▼

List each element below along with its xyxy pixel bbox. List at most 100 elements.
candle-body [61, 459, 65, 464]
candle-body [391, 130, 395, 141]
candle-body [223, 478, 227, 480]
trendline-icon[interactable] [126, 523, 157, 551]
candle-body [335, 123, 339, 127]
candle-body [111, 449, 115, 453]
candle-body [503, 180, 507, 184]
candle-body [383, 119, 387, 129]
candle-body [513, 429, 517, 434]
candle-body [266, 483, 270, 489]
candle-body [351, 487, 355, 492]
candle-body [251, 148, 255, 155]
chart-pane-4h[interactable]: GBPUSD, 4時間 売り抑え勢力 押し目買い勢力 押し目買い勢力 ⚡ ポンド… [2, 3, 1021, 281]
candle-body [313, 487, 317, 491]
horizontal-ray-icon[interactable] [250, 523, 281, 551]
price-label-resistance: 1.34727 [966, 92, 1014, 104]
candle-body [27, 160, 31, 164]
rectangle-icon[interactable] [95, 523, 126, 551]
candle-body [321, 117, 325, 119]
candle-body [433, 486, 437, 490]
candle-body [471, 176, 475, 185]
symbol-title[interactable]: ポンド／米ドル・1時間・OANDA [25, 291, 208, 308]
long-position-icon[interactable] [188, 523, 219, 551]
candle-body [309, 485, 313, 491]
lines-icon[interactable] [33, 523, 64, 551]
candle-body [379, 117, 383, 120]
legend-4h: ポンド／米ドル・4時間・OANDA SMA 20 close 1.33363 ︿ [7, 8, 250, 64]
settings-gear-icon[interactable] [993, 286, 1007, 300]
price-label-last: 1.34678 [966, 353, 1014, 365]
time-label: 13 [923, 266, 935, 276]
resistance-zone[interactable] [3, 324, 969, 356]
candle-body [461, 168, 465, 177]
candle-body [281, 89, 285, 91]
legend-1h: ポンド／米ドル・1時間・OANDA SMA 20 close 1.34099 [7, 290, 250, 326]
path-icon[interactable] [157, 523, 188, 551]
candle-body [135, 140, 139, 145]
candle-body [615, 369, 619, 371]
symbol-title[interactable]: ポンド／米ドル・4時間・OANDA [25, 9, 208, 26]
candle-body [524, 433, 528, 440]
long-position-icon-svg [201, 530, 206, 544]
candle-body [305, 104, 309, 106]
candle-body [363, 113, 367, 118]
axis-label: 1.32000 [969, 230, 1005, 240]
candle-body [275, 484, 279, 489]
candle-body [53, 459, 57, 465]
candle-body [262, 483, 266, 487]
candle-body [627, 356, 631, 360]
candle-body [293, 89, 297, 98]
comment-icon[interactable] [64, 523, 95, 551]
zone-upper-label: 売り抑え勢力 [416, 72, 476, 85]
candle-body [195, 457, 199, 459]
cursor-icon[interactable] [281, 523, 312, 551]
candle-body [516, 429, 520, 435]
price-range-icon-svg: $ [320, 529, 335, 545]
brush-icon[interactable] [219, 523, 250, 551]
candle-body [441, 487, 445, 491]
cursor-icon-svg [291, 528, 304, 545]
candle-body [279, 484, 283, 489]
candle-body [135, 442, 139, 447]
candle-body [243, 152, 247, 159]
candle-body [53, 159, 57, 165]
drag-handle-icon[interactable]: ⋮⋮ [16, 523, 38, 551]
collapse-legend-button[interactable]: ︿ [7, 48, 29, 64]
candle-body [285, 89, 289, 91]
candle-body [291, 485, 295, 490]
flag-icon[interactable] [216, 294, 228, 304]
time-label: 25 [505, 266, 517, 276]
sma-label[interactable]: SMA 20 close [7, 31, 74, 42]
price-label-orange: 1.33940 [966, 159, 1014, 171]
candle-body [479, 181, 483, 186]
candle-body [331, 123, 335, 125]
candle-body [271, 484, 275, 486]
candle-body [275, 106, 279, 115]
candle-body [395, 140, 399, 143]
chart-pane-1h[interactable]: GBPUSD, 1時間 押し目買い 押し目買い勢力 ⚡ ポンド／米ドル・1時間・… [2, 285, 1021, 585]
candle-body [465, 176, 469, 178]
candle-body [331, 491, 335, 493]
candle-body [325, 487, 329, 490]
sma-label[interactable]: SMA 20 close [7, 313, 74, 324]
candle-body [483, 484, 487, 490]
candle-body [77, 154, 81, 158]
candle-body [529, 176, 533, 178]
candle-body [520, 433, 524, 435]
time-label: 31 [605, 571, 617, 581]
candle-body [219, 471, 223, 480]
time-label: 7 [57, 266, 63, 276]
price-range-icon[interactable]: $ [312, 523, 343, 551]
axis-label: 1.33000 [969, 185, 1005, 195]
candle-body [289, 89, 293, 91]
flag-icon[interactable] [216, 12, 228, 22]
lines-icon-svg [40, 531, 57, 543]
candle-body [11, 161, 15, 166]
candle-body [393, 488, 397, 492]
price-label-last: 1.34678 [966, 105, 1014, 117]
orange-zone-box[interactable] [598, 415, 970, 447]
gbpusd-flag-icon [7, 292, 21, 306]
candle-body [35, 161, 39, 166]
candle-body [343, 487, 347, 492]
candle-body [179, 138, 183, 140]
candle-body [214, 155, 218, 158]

▲

(What is expected) Can you copy out all of the lines above again, character for character and in the same order?

(Result below)
List each element below along with its xyxy pixel bbox. List at most 100 elements.
candle-body [61, 459, 65, 464]
candle-body [391, 130, 395, 141]
candle-body [223, 478, 227, 480]
trendline-icon[interactable] [126, 523, 157, 551]
candle-body [335, 123, 339, 127]
candle-body [111, 449, 115, 453]
candle-body [503, 180, 507, 184]
candle-body [383, 119, 387, 129]
candle-body [513, 429, 517, 434]
candle-body [266, 483, 270, 489]
candle-body [351, 487, 355, 492]
candle-body [251, 148, 255, 155]
chart-pane-4h[interactable]: GBPUSD, 4時間 売り抑え勢力 押し目買い勢力 押し目買い勢力 ⚡ ポンド… [2, 3, 1021, 281]
candle-body [313, 487, 317, 491]
horizontal-ray-icon[interactable] [250, 523, 281, 551]
price-label-resistance: 1.34727 [966, 92, 1014, 104]
candle-body [27, 160, 31, 164]
rectangle-icon[interactable] [95, 523, 126, 551]
candle-body [321, 117, 325, 119]
candle-body [433, 486, 437, 490]
candle-body [471, 176, 475, 185]
symbol-title[interactable]: ポンド／米ドル・1時間・OANDA [25, 291, 208, 308]
long-position-icon[interactable] [188, 523, 219, 551]
candle-body [309, 485, 313, 491]
lines-icon[interactable] [33, 523, 64, 551]
candle-body [379, 117, 383, 120]
legend-4h: ポンド／米ドル・4時間・OANDA SMA 20 close 1.33363 ︿ [7, 8, 250, 64]
settings-gear-icon[interactable] [993, 286, 1007, 300]
price-label-last: 1.34678 [966, 353, 1014, 365]
time-label: 13 [923, 266, 935, 276]
resistance-zone[interactable] [3, 324, 969, 356]
candle-body [461, 168, 465, 177]
candle-body [281, 89, 285, 91]
legend-1h: ポンド／米ドル・1時間・OANDA SMA 20 close 1.34099 [7, 290, 250, 326]
path-icon[interactable] [157, 523, 188, 551]
candle-body [135, 140, 139, 145]
candle-body [615, 369, 619, 371]
symbol-title[interactable]: ポンド／米ドル・4時間・OANDA [25, 9, 208, 26]
candle-body [524, 433, 528, 440]
long-position-icon-svg [201, 530, 206, 544]
candle-body [305, 104, 309, 106]
candle-body [363, 113, 367, 118]
axis-label: 1.32000 [969, 230, 1005, 240]
candle-body [275, 484, 279, 489]
candle-body [53, 459, 57, 465]
candle-body [262, 483, 266, 487]
candle-body [627, 356, 631, 360]
candle-body [293, 89, 297, 98]
comment-icon[interactable] [64, 523, 95, 551]
zone-upper-label: 売り抑え勢力 [416, 72, 476, 85]
candle-body [195, 457, 199, 459]
cursor-icon[interactable] [281, 523, 312, 551]
candle-body [516, 429, 520, 435]
price-range-icon-svg: $ [320, 529, 335, 545]
brush-icon[interactable] [219, 523, 250, 551]
candle-body [441, 487, 445, 491]
cursor-icon-svg [291, 528, 304, 545]
candle-body [279, 484, 283, 489]
candle-body [135, 442, 139, 447]
candle-body [243, 152, 247, 159]
candle-body [53, 159, 57, 165]
drag-handle-icon[interactable]: ⋮⋮ [16, 523, 38, 551]
collapse-legend-button[interactable]: ︿ [7, 48, 29, 64]
candle-body [285, 89, 289, 91]
candle-body [291, 485, 295, 490]
flag-icon[interactable] [216, 294, 228, 304]
time-label: 25 [505, 266, 517, 276]
sma-label[interactable]: SMA 20 close [7, 31, 74, 42]
price-label-orange: 1.33940 [966, 159, 1014, 171]
candle-body [479, 181, 483, 186]
candle-body [331, 123, 335, 125]
candle-body [271, 484, 275, 486]
candle-body [275, 106, 279, 115]
candle-body [395, 140, 399, 143]
chart-pane-1h[interactable]: GBPUSD, 1時間 押し目買い 押し目買い勢力 ⚡ ポンド／米ドル・1時間・… [2, 285, 1021, 585]
candle-body [465, 176, 469, 178]
candle-body [331, 491, 335, 493]
candle-body [325, 487, 329, 490]
sma-label[interactable]: SMA 20 close [7, 313, 74, 324]
candle-body [483, 484, 487, 490]
candle-body [77, 154, 81, 158]
candle-body [529, 176, 533, 178]
candle-body [520, 433, 524, 435]
time-label: 31 [605, 571, 617, 581]
candle-body [219, 471, 223, 480]
time-label: 7 [57, 266, 63, 276]
price-range-icon[interactable]: $ [312, 523, 343, 551]
axis-label: 1.33000 [969, 185, 1005, 195]
candle-body [289, 89, 293, 91]
flag-icon[interactable] [216, 12, 228, 22]
lines-icon-svg [40, 531, 57, 543]
candle-body [11, 161, 15, 166]
candle-body [393, 488, 397, 492]
price-label-last: 1.34678 [966, 105, 1014, 117]
orange-zone-box[interactable] [598, 415, 970, 447]
gbpusd-flag-icon [7, 292, 21, 306]
candle-body [35, 161, 39, 166]
candle-body [343, 487, 347, 492]
candle-body [179, 138, 183, 140]
candle-body [214, 155, 218, 158]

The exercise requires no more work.